---------- Supplied entries ----------

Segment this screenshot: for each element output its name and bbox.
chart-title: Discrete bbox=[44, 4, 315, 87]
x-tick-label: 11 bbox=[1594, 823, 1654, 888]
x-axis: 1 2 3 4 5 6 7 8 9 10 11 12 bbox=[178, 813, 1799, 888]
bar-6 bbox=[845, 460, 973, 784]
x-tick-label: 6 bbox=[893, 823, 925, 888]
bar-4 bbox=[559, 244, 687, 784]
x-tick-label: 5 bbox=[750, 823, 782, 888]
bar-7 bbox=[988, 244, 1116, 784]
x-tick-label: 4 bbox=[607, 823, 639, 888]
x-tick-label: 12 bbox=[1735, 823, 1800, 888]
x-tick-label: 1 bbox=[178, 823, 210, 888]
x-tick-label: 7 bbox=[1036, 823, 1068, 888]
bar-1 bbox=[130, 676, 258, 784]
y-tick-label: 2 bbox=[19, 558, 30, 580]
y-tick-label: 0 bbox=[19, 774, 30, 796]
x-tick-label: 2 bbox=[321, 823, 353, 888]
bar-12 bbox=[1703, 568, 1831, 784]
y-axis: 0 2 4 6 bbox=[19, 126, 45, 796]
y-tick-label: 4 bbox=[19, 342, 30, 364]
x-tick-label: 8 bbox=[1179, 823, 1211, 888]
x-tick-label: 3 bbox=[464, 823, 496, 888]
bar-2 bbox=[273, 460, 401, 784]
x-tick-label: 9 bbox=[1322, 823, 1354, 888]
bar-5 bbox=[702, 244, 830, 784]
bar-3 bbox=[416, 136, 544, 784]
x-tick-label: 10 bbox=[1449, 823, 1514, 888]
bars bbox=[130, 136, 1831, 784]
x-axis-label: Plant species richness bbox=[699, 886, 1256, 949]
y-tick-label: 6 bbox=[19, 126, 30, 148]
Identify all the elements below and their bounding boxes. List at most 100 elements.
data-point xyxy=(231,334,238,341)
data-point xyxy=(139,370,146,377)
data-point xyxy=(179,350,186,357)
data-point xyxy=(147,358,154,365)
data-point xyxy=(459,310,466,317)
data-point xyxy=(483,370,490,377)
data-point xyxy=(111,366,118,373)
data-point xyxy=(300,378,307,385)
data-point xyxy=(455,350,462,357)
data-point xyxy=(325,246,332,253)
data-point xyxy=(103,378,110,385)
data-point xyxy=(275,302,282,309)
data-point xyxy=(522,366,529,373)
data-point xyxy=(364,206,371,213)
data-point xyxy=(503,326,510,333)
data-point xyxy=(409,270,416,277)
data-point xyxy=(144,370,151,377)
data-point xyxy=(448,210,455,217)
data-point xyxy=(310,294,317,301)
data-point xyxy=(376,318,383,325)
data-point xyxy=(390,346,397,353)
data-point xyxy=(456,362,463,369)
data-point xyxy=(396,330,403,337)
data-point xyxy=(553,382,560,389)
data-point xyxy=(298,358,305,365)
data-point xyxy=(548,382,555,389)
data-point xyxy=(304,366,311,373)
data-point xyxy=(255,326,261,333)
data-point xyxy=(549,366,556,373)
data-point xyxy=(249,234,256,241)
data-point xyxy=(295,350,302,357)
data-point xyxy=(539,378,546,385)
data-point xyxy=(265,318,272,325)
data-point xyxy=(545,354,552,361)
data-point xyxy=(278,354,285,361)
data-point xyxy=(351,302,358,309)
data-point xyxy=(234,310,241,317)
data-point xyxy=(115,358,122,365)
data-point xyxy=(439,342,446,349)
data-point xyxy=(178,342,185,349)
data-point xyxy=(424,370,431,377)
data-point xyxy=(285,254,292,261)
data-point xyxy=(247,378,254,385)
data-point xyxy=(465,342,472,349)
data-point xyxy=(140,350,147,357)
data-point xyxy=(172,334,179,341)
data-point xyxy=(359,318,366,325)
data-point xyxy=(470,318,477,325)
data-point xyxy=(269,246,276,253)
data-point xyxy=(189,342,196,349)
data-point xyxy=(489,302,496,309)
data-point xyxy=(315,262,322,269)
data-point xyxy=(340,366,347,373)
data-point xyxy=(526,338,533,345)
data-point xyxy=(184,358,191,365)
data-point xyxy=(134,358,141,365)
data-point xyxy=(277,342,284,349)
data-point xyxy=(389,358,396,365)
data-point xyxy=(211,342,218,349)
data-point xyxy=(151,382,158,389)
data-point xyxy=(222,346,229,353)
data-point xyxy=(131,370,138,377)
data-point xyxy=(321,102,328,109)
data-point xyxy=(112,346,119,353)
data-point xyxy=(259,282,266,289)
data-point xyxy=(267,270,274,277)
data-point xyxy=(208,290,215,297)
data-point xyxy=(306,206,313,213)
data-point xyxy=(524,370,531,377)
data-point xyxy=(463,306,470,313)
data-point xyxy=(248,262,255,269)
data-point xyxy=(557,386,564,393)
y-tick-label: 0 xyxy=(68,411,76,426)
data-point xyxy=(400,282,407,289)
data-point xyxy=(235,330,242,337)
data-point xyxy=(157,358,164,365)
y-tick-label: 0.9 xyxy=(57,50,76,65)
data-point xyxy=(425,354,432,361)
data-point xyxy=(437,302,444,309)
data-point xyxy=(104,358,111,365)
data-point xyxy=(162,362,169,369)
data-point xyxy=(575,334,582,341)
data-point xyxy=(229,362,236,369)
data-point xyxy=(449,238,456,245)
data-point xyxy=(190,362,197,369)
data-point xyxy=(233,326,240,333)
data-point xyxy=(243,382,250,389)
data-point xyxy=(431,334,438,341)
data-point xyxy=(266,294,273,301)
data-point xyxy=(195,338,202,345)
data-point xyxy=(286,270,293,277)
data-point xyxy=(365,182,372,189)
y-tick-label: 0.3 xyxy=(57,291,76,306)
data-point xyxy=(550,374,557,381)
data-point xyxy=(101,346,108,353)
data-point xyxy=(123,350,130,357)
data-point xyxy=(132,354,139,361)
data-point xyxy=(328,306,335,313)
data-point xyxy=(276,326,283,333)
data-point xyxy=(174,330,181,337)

----------

Please rewrite the lines starting at the beginning of the entries and ending at the line containing "x-tick-label: 7 bbox=[1036, 823, 1068, 888]", both included, as a JSON list of strings with one string per line and blank lines omitted.

Final result:
[
  "Segment this screenshot: for each element output its name and bbox.",
  "chart-title: Discrete bbox=[44, 4, 315, 87]",
  "x-tick-label: 11 bbox=[1594, 823, 1654, 888]",
  "x-axis: 1 2 3 4 5 6 7 8 9 10 11 12 bbox=[178, 813, 1799, 888]",
  "bar-6 bbox=[845, 460, 973, 784]",
  "x-tick-label: 6 bbox=[893, 823, 925, 888]",
  "bar-4 bbox=[559, 244, 687, 784]",
  "x-tick-label: 5 bbox=[750, 823, 782, 888]",
  "bar-7 bbox=[988, 244, 1116, 784]",
  "x-tick-label: 4 bbox=[607, 823, 639, 888]",
  "x-tick-label: 12 bbox=[1735, 823, 1800, 888]",
  "x-tick-label: 1 bbox=[178, 823, 210, 888]",
  "x-tick-label: 7 bbox=[1036, 823, 1068, 888]"
]